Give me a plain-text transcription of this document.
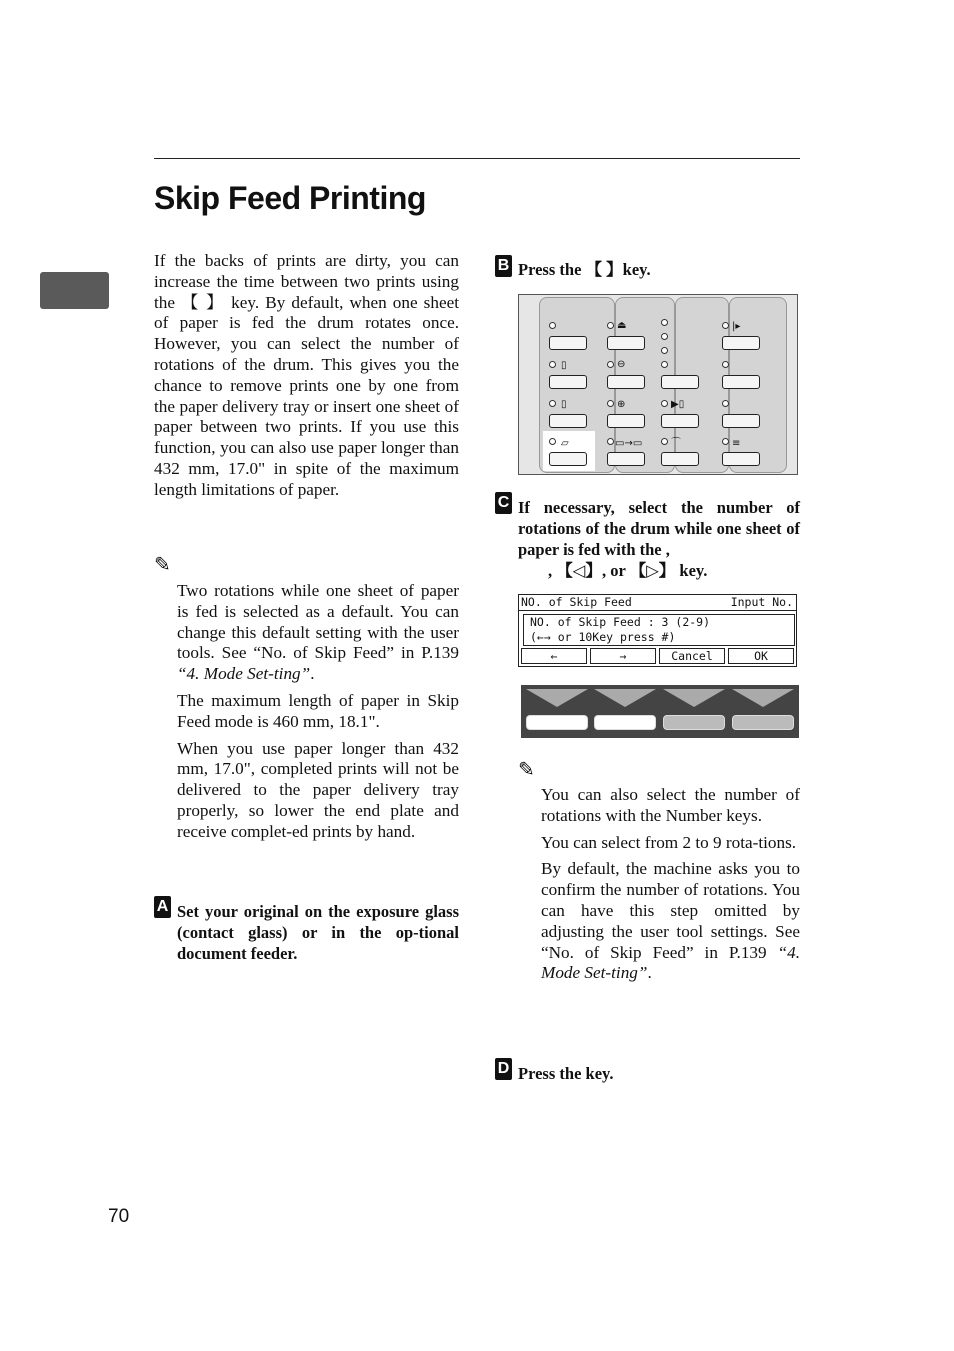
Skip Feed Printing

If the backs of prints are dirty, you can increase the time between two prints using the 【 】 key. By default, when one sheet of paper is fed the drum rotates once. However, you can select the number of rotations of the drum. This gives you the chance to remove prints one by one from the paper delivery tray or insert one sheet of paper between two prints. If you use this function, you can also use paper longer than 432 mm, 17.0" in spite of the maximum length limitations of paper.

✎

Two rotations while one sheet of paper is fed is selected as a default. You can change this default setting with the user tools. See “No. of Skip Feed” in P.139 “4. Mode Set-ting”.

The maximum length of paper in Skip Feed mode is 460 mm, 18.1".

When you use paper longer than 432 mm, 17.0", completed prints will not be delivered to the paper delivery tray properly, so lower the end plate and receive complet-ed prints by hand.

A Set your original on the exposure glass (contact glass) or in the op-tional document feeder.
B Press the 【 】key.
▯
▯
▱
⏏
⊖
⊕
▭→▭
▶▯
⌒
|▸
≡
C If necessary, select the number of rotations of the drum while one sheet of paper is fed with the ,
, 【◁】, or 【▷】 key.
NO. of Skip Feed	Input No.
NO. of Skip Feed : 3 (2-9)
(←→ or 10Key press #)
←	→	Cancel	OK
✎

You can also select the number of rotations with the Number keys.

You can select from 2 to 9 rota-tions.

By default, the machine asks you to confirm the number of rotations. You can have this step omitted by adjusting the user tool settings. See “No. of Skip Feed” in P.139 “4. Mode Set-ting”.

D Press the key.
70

__What this task involves__
The listing above must be printed again exactly, minus its pictures.

__Result of this exercise__
Give me a plain-text transcription of this document.
Skip Feed Printing

If the backs of prints are dirty, you can increase the time between two prints using the 【 】 key. By default, when one sheet of paper is fed the drum rotates once. However, you can select the number of rotations of the drum. This gives you the chance to remove prints one by one from the paper delivery tray or insert one sheet of paper between two prints. If you use this function, you can also use paper longer than 432 mm, 17.0" in spite of the maximum length limitations of paper.

✎

Two rotations while one sheet of paper is fed is selected as a default. You can change this default setting with the user tools. See “No. of Skip Feed” in P.139 “4. Mode Set-ting”.

The maximum length of paper in Skip Feed mode is 460 mm, 18.1".

When you use paper longer than 432 mm, 17.0", completed prints will not be delivered to the paper delivery tray properly, so lower the end plate and receive complet-ed prints by hand.

A Set your original on the exposure glass (contact glass) or in the op-tional document feeder.
B Press the 【 】key.
▯
▯
▱
⏏
⊖
⊕
▭→▭
▶▯
⌒
|▸
≡
C If necessary, select the number of rotations of the drum while one sheet of paper is fed with the ,
, 【◁】, or 【▷】 key.
NO. of Skip Feed	Input No.
NO. of Skip Feed : 3 (2-9)
(←→ or 10Key press #)
←	→	Cancel	OK
✎

You can also select the number of rotations with the Number keys.

You can select from 2 to 9 rota-tions.

By default, the machine asks you to confirm the number of rotations. You can have this step omitted by adjusting the user tool settings. See “No. of Skip Feed” in P.139 “4. Mode Set-ting”.

D Press the key.
70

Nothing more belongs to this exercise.